- **SET TASK**
Only lines with the string "Torque" matter here; gather them from the material below.

═══

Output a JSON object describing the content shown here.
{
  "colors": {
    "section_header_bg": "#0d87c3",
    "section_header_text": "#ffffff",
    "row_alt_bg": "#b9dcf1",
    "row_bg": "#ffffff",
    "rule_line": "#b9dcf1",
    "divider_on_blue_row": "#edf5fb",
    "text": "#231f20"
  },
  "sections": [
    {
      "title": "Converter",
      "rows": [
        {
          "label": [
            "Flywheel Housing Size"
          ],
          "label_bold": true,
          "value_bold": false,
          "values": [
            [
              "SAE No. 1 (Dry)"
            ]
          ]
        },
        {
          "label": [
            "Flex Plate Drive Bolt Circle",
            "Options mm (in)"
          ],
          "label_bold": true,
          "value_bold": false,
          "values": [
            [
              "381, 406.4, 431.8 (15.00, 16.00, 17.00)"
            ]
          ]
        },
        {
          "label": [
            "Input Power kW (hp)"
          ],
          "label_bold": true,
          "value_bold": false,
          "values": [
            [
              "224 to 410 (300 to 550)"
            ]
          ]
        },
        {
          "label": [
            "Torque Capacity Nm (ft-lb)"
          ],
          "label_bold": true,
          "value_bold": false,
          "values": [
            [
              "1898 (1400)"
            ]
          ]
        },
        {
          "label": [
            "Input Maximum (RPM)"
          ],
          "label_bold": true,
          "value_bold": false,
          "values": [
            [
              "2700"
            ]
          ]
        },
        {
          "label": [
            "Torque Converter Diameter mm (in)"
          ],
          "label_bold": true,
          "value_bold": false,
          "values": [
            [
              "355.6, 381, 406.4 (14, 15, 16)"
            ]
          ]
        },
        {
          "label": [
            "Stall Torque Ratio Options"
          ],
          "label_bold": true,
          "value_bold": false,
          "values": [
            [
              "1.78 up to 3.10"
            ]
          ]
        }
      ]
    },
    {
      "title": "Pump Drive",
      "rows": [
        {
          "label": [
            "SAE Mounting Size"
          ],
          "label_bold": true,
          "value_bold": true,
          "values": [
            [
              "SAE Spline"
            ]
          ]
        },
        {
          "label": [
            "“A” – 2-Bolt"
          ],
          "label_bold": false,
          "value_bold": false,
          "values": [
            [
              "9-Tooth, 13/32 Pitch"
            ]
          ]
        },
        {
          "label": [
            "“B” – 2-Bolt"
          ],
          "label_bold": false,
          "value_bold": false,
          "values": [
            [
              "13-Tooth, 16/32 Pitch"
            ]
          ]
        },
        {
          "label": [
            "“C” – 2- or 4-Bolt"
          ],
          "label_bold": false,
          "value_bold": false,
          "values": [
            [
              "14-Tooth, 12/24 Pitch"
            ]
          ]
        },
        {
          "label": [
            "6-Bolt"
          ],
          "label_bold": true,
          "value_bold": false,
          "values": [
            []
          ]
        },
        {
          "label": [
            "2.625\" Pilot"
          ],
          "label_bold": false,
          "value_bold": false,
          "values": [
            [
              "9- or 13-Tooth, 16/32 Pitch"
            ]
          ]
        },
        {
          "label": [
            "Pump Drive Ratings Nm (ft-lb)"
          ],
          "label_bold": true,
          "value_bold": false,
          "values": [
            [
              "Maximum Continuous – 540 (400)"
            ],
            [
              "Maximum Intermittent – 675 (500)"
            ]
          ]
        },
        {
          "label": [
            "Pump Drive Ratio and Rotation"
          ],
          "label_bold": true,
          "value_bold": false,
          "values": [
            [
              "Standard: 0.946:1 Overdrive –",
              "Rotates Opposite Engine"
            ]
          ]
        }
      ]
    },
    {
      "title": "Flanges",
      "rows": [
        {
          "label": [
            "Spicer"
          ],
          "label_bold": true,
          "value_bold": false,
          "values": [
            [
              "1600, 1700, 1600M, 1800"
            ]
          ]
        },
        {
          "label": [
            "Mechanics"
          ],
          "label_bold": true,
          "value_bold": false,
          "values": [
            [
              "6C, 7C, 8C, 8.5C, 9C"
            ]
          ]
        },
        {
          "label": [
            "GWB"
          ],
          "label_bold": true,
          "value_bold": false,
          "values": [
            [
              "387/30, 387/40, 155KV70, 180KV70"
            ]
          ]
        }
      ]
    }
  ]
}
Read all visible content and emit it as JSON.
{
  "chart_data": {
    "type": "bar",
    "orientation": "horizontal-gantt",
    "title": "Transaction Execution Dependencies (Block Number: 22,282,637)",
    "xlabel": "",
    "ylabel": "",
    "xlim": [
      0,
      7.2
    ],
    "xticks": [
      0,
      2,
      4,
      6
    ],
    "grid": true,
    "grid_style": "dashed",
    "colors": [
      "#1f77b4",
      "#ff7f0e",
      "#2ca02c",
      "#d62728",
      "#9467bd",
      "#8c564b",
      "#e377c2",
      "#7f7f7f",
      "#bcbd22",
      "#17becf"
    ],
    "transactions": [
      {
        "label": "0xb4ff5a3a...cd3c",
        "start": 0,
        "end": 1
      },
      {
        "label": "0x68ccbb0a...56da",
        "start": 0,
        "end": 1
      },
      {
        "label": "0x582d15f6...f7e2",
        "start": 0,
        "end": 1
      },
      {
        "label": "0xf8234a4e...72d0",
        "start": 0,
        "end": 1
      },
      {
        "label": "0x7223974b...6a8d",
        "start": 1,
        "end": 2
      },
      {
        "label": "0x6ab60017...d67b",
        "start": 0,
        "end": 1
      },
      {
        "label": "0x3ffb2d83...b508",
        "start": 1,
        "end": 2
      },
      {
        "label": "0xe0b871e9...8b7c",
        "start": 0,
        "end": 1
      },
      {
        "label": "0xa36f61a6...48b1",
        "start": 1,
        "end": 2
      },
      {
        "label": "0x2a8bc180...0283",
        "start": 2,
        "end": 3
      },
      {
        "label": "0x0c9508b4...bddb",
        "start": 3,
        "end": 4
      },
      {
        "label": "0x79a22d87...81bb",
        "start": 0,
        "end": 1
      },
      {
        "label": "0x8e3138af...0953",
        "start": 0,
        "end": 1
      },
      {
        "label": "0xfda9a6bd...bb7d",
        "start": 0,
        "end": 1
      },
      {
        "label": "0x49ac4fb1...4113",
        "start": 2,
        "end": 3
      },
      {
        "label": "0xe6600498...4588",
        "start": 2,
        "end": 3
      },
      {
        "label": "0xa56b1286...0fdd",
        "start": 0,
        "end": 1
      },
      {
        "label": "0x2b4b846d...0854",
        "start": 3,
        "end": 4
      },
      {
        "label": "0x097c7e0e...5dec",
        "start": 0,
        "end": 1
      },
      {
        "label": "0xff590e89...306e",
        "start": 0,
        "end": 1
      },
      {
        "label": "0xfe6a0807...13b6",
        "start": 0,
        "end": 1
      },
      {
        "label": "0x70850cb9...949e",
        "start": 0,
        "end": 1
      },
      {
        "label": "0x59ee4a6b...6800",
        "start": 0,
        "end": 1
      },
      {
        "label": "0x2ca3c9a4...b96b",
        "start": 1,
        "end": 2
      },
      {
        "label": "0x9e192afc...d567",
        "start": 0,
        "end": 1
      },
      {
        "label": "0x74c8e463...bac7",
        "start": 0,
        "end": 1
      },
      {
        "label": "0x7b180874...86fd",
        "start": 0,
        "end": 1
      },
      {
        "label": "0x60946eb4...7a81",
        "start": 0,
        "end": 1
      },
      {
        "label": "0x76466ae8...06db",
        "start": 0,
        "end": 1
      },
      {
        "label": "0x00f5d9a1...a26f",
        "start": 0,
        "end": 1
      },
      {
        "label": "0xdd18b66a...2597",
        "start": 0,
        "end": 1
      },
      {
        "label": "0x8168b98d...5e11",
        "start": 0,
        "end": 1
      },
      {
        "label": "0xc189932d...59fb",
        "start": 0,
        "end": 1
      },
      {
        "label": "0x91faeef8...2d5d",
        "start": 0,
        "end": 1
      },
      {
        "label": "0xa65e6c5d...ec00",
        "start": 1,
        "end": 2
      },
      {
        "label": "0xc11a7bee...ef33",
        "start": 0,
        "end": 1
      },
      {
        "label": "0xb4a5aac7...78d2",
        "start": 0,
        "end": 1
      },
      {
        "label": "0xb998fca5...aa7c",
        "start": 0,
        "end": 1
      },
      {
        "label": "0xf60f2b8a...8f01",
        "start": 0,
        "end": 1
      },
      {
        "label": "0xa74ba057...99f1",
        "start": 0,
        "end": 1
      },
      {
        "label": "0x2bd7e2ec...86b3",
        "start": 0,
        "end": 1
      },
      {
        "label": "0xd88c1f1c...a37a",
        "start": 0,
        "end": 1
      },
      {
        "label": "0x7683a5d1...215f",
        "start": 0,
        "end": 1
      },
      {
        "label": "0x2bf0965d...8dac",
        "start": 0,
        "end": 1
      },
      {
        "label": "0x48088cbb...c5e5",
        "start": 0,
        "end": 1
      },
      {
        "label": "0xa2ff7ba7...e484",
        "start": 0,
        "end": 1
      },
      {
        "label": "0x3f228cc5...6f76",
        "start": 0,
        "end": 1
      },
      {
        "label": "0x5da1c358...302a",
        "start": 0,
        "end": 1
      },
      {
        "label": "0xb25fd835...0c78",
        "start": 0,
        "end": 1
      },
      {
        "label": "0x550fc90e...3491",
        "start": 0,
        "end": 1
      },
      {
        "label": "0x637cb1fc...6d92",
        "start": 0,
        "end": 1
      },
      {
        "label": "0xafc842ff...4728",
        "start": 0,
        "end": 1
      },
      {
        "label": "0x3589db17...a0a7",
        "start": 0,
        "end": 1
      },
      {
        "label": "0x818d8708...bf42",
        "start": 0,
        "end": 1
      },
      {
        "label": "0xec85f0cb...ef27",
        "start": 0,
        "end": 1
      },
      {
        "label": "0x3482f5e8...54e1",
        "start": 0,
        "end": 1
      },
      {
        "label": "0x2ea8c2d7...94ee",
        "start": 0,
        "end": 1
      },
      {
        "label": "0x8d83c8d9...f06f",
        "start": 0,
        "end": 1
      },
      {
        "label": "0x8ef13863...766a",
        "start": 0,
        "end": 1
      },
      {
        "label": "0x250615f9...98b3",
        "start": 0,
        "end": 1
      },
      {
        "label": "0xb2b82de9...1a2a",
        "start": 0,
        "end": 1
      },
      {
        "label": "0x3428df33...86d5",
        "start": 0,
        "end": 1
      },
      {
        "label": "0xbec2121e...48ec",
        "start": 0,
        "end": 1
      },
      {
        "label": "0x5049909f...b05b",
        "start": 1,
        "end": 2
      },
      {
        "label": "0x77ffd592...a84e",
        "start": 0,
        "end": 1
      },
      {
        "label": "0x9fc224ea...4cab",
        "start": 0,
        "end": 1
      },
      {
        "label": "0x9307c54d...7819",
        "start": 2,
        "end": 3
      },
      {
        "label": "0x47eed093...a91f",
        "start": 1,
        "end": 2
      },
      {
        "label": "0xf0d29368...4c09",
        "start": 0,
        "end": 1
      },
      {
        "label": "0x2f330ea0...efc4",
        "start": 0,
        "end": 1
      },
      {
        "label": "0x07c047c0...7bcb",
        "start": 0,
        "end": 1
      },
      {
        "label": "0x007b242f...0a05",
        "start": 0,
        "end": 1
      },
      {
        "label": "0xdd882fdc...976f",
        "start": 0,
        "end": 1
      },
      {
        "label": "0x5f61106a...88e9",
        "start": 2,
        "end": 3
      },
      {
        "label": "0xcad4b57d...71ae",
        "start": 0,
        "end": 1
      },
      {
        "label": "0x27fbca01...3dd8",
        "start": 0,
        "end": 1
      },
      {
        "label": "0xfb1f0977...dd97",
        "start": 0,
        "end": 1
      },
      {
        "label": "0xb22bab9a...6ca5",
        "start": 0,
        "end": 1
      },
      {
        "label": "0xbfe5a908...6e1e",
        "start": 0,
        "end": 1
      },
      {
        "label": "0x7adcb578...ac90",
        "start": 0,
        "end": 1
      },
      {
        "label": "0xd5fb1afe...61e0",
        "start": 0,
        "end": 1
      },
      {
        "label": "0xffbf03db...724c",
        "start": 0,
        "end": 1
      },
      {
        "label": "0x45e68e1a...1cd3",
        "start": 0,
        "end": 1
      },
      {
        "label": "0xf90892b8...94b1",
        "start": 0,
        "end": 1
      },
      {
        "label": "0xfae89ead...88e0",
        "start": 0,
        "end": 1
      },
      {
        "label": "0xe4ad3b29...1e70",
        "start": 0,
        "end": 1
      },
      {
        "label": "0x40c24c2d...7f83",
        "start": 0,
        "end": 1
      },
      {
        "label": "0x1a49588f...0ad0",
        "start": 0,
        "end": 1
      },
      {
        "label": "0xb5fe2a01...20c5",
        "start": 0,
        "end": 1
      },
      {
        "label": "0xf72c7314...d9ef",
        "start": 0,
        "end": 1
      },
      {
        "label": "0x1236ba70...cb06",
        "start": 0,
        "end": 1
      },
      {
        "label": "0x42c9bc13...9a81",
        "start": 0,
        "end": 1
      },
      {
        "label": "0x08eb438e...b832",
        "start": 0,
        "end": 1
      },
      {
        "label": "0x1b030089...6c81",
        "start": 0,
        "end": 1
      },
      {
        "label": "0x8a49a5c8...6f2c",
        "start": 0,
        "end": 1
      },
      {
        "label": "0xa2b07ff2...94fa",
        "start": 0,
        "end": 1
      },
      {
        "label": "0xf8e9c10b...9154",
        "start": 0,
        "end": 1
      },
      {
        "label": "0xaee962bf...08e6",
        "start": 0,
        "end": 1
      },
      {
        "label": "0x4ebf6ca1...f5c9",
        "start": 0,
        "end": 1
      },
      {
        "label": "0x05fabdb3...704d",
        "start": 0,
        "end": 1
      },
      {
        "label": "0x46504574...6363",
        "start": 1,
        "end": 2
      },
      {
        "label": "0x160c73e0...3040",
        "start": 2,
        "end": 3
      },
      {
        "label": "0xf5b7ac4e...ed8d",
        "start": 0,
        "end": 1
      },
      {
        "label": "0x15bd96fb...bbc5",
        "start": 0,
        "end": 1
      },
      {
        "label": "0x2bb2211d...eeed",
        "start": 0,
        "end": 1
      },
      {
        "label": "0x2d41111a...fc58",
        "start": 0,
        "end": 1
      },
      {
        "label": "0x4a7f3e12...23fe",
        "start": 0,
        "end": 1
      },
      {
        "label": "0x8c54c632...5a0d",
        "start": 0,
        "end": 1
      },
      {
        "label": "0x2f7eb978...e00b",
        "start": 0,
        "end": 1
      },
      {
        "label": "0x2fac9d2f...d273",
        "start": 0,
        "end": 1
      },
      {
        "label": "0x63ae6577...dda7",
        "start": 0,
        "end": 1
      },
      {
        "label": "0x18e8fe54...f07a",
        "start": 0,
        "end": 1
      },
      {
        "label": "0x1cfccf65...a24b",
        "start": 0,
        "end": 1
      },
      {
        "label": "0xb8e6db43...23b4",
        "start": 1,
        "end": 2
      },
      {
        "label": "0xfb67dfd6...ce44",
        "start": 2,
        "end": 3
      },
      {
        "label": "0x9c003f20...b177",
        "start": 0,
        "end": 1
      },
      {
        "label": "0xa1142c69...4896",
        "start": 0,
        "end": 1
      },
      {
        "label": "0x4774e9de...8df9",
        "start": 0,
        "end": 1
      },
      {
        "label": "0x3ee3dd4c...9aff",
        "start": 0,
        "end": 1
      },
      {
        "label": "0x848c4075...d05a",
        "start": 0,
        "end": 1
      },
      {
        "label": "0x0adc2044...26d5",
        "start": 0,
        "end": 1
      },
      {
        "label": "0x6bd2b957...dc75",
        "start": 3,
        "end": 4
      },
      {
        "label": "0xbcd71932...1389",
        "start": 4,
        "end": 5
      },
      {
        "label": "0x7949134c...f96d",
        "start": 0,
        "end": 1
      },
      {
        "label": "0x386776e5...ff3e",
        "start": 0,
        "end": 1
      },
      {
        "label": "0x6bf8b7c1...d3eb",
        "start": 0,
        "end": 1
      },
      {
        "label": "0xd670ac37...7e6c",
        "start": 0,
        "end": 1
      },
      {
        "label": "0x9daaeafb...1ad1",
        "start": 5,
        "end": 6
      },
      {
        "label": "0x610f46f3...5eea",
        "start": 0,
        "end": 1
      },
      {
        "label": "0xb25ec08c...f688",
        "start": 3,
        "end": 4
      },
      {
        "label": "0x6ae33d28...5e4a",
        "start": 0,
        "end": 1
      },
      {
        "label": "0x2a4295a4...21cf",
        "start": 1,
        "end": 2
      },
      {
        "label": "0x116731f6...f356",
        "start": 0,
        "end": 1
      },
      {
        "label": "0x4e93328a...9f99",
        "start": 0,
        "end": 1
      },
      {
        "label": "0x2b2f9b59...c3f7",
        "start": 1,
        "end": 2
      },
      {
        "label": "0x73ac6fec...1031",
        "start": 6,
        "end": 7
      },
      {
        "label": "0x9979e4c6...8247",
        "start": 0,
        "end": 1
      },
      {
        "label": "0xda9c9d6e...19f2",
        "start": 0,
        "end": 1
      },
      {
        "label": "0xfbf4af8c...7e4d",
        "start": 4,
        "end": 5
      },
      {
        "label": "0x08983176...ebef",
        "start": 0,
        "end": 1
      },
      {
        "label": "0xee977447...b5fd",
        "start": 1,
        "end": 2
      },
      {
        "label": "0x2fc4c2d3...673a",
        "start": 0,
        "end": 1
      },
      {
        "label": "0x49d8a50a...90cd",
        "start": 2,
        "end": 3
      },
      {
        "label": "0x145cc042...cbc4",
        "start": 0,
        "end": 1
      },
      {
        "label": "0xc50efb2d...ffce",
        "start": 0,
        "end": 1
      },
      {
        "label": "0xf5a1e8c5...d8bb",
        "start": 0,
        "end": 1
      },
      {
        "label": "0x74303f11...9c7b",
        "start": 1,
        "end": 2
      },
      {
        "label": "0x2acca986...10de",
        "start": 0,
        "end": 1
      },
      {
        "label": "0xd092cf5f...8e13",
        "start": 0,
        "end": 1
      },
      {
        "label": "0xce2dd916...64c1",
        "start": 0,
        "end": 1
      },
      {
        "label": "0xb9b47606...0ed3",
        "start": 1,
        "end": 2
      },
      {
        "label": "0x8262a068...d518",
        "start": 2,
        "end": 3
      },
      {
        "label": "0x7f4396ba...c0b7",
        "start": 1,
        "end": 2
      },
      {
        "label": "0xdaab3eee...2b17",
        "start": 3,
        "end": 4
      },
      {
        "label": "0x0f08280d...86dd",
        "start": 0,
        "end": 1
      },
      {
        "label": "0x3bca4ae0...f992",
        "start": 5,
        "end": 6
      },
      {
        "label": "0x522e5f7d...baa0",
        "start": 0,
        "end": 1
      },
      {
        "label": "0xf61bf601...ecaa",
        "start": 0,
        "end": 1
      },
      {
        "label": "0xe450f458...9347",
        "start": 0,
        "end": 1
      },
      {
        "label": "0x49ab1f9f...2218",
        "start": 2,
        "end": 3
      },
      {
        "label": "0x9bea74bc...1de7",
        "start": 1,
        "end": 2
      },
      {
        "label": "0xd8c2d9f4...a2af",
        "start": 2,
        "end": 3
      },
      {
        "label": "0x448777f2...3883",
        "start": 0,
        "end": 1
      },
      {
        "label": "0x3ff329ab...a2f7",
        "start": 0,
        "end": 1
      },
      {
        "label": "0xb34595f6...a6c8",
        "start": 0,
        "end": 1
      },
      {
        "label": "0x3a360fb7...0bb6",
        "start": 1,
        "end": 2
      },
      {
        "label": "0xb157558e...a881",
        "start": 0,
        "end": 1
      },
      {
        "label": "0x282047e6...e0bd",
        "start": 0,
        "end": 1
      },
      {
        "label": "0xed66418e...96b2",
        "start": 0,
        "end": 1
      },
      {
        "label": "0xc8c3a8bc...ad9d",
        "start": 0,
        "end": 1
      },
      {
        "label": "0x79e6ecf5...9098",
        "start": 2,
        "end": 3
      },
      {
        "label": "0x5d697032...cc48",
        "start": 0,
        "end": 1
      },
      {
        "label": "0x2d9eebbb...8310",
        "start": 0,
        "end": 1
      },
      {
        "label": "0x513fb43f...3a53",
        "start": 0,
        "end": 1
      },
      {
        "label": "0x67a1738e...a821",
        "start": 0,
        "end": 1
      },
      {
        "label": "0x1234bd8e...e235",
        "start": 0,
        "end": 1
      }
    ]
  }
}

═══

- **TASK OUTPUT**
            "Torque Capacity Nm (ft-lb)"
            "Torque Converter Diameter mm (in)"
            "Stall Torque Ratio Options"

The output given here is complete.